Written task ▸
Copy the data word for word, keeping every line.

Excerpted records ▸
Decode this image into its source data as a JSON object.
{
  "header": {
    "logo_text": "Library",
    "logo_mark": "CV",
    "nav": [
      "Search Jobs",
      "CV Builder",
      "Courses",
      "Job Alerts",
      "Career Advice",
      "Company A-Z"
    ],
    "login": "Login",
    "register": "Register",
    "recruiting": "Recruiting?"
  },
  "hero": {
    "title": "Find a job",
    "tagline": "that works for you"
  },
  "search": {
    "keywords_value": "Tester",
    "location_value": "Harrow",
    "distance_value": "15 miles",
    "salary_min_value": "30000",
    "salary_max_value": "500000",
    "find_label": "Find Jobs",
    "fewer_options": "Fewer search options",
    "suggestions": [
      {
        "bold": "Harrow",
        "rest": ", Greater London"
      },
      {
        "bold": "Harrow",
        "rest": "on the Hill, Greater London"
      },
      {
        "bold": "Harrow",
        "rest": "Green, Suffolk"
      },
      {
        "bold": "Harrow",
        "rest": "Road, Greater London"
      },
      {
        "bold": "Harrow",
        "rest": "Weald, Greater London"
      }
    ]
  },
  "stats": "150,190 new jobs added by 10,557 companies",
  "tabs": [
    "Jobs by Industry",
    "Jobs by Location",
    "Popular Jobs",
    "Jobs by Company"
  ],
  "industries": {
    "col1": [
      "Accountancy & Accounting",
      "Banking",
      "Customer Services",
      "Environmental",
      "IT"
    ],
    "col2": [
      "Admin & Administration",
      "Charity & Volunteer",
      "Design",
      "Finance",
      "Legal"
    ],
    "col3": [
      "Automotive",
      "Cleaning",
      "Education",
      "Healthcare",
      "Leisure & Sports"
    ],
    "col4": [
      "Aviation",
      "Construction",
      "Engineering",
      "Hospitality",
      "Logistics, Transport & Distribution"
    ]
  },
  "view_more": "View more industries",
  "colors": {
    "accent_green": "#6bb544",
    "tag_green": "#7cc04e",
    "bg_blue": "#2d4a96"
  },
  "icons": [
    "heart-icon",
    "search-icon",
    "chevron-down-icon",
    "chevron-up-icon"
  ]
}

Answer to the task ▸
Decode this image into its source data as a JSON object.
{
  "header": {
    "logo_text": "Library",
    "logo_mark": "CV",
    "nav": [
      "Search Jobs",
      "CV Builder",
      "Courses",
      "Job Alerts",
      "Career Advice",
      "Company A-Z"
    ],
    "login": "Login",
    "register": "Register",
    "recruiting": "Recruiting?"
  },
  "hero": {
    "title": "Find a job",
    "tagline": "that works for you"
  },
  "search": {
    "keywords_value": "Tester",
    "location_value": "Harrow",
    "distance_value": "15 miles",
    "salary_min_value": "30000",
    "salary_max_value": "500000",
    "find_label": "Find Jobs",
    "fewer_options": "Fewer search options",
    "suggestions": [
      {
        "bold": "Harrow",
        "rest": ", Greater London"
      },
      {
        "bold": "Harrow",
        "rest": "on the Hill, Greater London"
      },
      {
        "bold": "Harrow",
        "rest": "Green, Suffolk"
      },
      {
        "bold": "Harrow",
        "rest": "Road, Greater London"
      },
      {
        "bold": "Harrow",
        "rest": "Weald, Greater London"
      }
    ]
  },
  "stats": "150,190 new jobs added by 10,557 companies",
  "tabs": [
    "Jobs by Industry",
    "Jobs by Location",
    "Popular Jobs",
    "Jobs by Company"
  ],
  "industries": {
    "col1": [
      "Accountancy & Accounting",
      "Banking",
      "Customer Services",
      "Environmental",
      "IT"
    ],
    "col2": [
      "Admin & Administration",
      "Charity & Volunteer",
      "Design",
      "Finance",
      "Legal"
    ],
    "col3": [
      "Automotive",
      "Cleaning",
      "Education",
      "Healthcare",
      "Leisure & Sports"
    ],
    "col4": [
      "Aviation",
      "Construction",
      "Engineering",
      "Hospitality",
      "Logistics, Transport & Distribution"
    ]
  },
  "view_more": "View more industries",
  "colors": {
    "accent_green": "#6bb544",
    "tag_green": "#7cc04e",
    "bg_blue": "#2d4a96"
  },
  "icons": [
    "heart-icon",
    "search-icon",
    "chevron-down-icon",
    "chevron-up-icon"
  ]
}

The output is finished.